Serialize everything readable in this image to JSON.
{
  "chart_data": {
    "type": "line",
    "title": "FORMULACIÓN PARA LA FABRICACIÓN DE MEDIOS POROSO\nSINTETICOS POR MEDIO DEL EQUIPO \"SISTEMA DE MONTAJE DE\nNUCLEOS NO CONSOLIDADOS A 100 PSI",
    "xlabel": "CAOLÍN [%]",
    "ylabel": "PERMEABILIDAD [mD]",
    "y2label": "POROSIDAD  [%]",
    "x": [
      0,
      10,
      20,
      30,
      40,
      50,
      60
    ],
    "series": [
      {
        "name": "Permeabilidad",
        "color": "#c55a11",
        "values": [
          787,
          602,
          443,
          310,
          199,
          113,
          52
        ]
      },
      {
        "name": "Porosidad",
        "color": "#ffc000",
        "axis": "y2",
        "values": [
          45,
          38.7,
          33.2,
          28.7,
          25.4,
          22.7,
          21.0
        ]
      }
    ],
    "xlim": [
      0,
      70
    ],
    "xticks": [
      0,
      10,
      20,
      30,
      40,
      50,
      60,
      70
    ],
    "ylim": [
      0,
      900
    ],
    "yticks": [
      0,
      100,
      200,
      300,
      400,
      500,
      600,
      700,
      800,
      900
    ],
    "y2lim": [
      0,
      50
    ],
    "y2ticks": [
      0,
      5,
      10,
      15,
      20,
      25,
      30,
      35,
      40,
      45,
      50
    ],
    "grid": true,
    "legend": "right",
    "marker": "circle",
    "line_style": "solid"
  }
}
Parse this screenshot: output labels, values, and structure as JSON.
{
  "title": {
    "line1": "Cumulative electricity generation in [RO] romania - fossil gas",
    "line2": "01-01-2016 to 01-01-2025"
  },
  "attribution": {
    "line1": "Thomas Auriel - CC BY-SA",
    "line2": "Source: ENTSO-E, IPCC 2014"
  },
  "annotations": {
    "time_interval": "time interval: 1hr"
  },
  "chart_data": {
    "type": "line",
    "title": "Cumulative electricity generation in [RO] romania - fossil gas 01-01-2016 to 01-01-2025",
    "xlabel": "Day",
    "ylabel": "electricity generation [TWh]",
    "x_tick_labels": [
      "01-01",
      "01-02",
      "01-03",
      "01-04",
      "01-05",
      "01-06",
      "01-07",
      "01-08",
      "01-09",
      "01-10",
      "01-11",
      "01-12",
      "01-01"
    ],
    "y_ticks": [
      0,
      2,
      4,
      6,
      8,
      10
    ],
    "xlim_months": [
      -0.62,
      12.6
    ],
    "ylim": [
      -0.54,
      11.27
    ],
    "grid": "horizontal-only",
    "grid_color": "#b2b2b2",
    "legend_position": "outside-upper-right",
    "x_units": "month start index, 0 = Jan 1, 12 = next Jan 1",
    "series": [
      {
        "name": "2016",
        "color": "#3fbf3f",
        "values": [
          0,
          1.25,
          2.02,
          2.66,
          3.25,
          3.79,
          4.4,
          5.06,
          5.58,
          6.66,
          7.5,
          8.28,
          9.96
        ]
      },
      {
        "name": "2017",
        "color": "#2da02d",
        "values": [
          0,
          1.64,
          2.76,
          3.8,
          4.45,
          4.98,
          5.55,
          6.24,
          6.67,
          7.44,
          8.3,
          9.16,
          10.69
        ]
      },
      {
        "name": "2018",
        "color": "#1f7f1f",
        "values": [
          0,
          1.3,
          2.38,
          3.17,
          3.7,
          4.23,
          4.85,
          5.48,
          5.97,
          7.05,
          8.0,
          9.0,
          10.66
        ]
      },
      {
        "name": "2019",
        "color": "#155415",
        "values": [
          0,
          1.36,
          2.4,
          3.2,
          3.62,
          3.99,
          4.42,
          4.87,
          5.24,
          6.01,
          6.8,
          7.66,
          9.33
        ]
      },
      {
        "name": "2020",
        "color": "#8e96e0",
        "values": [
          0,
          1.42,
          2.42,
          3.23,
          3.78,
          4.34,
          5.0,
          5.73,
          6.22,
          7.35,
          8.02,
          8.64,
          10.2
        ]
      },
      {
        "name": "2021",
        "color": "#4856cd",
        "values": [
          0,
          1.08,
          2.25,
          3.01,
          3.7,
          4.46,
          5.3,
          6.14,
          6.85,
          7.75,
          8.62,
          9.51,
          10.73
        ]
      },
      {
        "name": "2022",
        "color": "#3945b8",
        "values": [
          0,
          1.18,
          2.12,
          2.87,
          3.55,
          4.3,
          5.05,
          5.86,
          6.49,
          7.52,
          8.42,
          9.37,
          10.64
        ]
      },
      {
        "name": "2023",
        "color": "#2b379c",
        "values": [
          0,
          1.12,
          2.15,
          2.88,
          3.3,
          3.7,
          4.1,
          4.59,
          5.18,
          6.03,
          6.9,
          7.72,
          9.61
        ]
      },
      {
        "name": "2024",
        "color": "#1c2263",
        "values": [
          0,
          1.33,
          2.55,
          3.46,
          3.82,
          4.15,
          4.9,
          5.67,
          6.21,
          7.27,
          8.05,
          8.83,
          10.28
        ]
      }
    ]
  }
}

* [PROMPT]
Output every record above exactly as it appears.

* [TASK ANSWER]
Serialize everything readable in this image to JSON.
{
  "chart_data": {
    "type": "line",
    "title": "FORMULACIÓN PARA LA FABRICACIÓN DE MEDIOS POROSO\nSINTETICOS POR MEDIO DEL EQUIPO \"SISTEMA DE MONTAJE DE\nNUCLEOS NO CONSOLIDADOS A 100 PSI",
    "xlabel": "CAOLÍN [%]",
    "ylabel": "PERMEABILIDAD [mD]",
    "y2label": "POROSIDAD  [%]",
    "x": [
      0,
      10,
      20,
      30,
      40,
      50,
      60
    ],
    "series": [
      {
        "name": "Permeabilidad",
        "color": "#c55a11",
        "values": [
          787,
          602,
          443,
          310,
          199,
          113,
          52
        ]
      },
      {
        "name": "Porosidad",
        "color": "#ffc000",
        "axis": "y2",
        "values": [
          45,
          38.7,
          33.2,
          28.7,
          25.4,
          22.7,
          21.0
        ]
      }
    ],
    "xlim": [
      0,
      70
    ],
    "xticks": [
      0,
      10,
      20,
      30,
      40,
      50,
      60,
      70
    ],
    "ylim": [
      0,
      900
    ],
    "yticks": [
      0,
      100,
      200,
      300,
      400,
      500,
      600,
      700,
      800,
      900
    ],
    "y2lim": [
      0,
      50
    ],
    "y2ticks": [
      0,
      5,
      10,
      15,
      20,
      25,
      30,
      35,
      40,
      45,
      50
    ],
    "grid": true,
    "legend": "right",
    "marker": "circle",
    "line_style": "solid"
  }
}
Parse this screenshot: output labels, values, and structure as JSON.
{
  "title": {
    "line1": "Cumulative electricity generation in [RO] romania - fossil gas",
    "line2": "01-01-2016 to 01-01-2025"
  },
  "attribution": {
    "line1": "Thomas Auriel - CC BY-SA",
    "line2": "Source: ENTSO-E, IPCC 2014"
  },
  "annotations": {
    "time_interval": "time interval: 1hr"
  },
  "chart_data": {
    "type": "line",
    "title": "Cumulative electricity generation in [RO] romania - fossil gas 01-01-2016 to 01-01-2025",
    "xlabel": "Day",
    "ylabel": "electricity generation [TWh]",
    "x_tick_labels": [
      "01-01",
      "01-02",
      "01-03",
      "01-04",
      "01-05",
      "01-06",
      "01-07",
      "01-08",
      "01-09",
      "01-10",
      "01-11",
      "01-12",
      "01-01"
    ],
    "y_ticks": [
      0,
      2,
      4,
      6,
      8,
      10
    ],
    "xlim_months": [
      -0.62,
      12.6
    ],
    "ylim": [
      -0.54,
      11.27
    ],
    "grid": "horizontal-only",
    "grid_color": "#b2b2b2",
    "legend_position": "outside-upper-right",
    "x_units": "month start index, 0 = Jan 1, 12 = next Jan 1",
    "series": [
      {
        "name": "2016",
        "color": "#3fbf3f",
        "values": [
          0,
          1.25,
          2.02,
          2.66,
          3.25,
          3.79,
          4.4,
          5.06,
          5.58,
          6.66,
          7.5,
          8.28,
          9.96
        ]
      },
      {
        "name": "2017",
        "color": "#2da02d",
        "values": [
          0,
          1.64,
          2.76,
          3.8,
          4.45,
          4.98,
          5.55,
          6.24,
          6.67,
          7.44,
          8.3,
          9.16,
          10.69
        ]
      },
      {
        "name": "2018",
        "color": "#1f7f1f",
        "values": [
          0,
          1.3,
          2.38,
          3.17,
          3.7,
          4.23,
          4.85,
          5.48,
          5.97,
          7.05,
          8.0,
          9.0,
          10.66
        ]
      },
      {
        "name": "2019",
        "color": "#155415",
        "values": [
          0,
          1.36,
          2.4,
          3.2,
          3.62,
          3.99,
          4.42,
          4.87,
          5.24,
          6.01,
          6.8,
          7.66,
          9.33
        ]
      },
      {
        "name": "2020",
        "color": "#8e96e0",
        "values": [
          0,
          1.42,
          2.42,
          3.23,
          3.78,
          4.34,
          5.0,
          5.73,
          6.22,
          7.35,
          8.02,
          8.64,
          10.2
        ]
      },
      {
        "name": "2021",
        "color": "#4856cd",
        "values": [
          0,
          1.08,
          2.25,
          3.01,
          3.7,
          4.46,
          5.3,
          6.14,
          6.85,
          7.75,
          8.62,
          9.51,
          10.73
        ]
      },
      {
        "name": "2022",
        "color": "#3945b8",
        "values": [
          0,
          1.18,
          2.12,
          2.87,
          3.55,
          4.3,
          5.05,
          5.86,
          6.49,
          7.52,
          8.42,
          9.37,
          10.64
        ]
      },
      {
        "name": "2023",
        "color": "#2b379c",
        "values": [
          0,
          1.12,
          2.15,
          2.88,
          3.3,
          3.7,
          4.1,
          4.59,
          5.18,
          6.03,
          6.9,
          7.72,
          9.61
        ]
      },
      {
        "name": "2024",
        "color": "#1c2263",
        "values": [
          0,
          1.33,
          2.55,
          3.46,
          3.82,
          4.15,
          4.9,
          5.67,
          6.21,
          7.27,
          8.05,
          8.83,
          10.28
        ]
      }
    ]
  }
}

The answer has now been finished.